AIM:
Nothing should be left out: output all of the entries exactly.

======== RECORDS FOR THIS TASK ========

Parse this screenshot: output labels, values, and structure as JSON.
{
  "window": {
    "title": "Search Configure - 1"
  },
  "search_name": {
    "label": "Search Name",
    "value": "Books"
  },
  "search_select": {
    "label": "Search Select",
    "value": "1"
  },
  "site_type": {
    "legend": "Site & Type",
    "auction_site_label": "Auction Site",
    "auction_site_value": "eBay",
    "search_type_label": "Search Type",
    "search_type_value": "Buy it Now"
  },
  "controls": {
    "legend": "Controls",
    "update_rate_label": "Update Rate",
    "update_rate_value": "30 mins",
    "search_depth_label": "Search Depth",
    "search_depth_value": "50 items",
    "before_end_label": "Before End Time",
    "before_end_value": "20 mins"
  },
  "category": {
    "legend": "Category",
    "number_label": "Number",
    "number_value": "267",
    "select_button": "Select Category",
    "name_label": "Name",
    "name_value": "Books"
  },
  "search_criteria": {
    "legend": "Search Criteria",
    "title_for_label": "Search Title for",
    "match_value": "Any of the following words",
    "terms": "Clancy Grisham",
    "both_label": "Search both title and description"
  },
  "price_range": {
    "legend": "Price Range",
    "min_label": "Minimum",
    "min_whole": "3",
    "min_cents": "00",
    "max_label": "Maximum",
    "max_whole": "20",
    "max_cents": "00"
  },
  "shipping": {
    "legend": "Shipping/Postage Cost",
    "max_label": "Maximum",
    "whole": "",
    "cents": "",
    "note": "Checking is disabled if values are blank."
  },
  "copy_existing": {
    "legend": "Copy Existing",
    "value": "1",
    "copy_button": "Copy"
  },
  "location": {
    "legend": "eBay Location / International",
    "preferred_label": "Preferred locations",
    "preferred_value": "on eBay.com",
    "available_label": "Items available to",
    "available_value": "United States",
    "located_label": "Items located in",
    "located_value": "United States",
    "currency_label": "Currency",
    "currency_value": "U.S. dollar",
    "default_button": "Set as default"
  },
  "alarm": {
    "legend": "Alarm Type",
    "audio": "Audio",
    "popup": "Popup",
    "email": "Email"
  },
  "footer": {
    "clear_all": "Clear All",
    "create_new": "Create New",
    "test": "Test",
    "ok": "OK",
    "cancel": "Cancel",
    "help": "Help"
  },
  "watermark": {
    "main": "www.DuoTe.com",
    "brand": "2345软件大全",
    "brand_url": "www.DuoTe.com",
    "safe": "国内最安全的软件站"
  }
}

========

RESPONSE TO THIS EXERCISE:
Parse this screenshot: output labels, values, and structure as JSON.
{
  "window": {
    "title": "Search Configure - 1"
  },
  "search_name": {
    "label": "Search Name",
    "value": "Books"
  },
  "search_select": {
    "label": "Search Select",
    "value": "1"
  },
  "site_type": {
    "legend": "Site & Type",
    "auction_site_label": "Auction Site",
    "auction_site_value": "eBay",
    "search_type_label": "Search Type",
    "search_type_value": "Buy it Now"
  },
  "controls": {
    "legend": "Controls",
    "update_rate_label": "Update Rate",
    "update_rate_value": "30 mins",
    "search_depth_label": "Search Depth",
    "search_depth_value": "50 items",
    "before_end_label": "Before End Time",
    "before_end_value": "20 mins"
  },
  "category": {
    "legend": "Category",
    "number_label": "Number",
    "number_value": "267",
    "select_button": "Select Category",
    "name_label": "Name",
    "name_value": "Books"
  },
  "search_criteria": {
    "legend": "Search Criteria",
    "title_for_label": "Search Title for",
    "match_value": "Any of the following words",
    "terms": "Clancy Grisham",
    "both_label": "Search both title and description"
  },
  "price_range": {
    "legend": "Price Range",
    "min_label": "Minimum",
    "min_whole": "3",
    "min_cents": "00",
    "max_label": "Maximum",
    "max_whole": "20",
    "max_cents": "00"
  },
  "shipping": {
    "legend": "Shipping/Postage Cost",
    "max_label": "Maximum",
    "whole": "",
    "cents": "",
    "note": "Checking is disabled if values are blank."
  },
  "copy_existing": {
    "legend": "Copy Existing",
    "value": "1",
    "copy_button": "Copy"
  },
  "location": {
    "legend": "eBay Location / International",
    "preferred_label": "Preferred locations",
    "preferred_value": "on eBay.com",
    "available_label": "Items available to",
    "available_value": "United States",
    "located_label": "Items located in",
    "located_value": "United States",
    "currency_label": "Currency",
    "currency_value": "U.S. dollar",
    "default_button": "Set as default"
  },
  "alarm": {
    "legend": "Alarm Type",
    "audio": "Audio",
    "popup": "Popup",
    "email": "Email"
  },
  "footer": {
    "clear_all": "Clear All",
    "create_new": "Create New",
    "test": "Test",
    "ok": "OK",
    "cancel": "Cancel",
    "help": "Help"
  },
  "watermark": {
    "main": "www.DuoTe.com",
    "brand": "2345软件大全",
    "brand_url": "www.DuoTe.com",
    "safe": "国内最安全的软件站"
  }
}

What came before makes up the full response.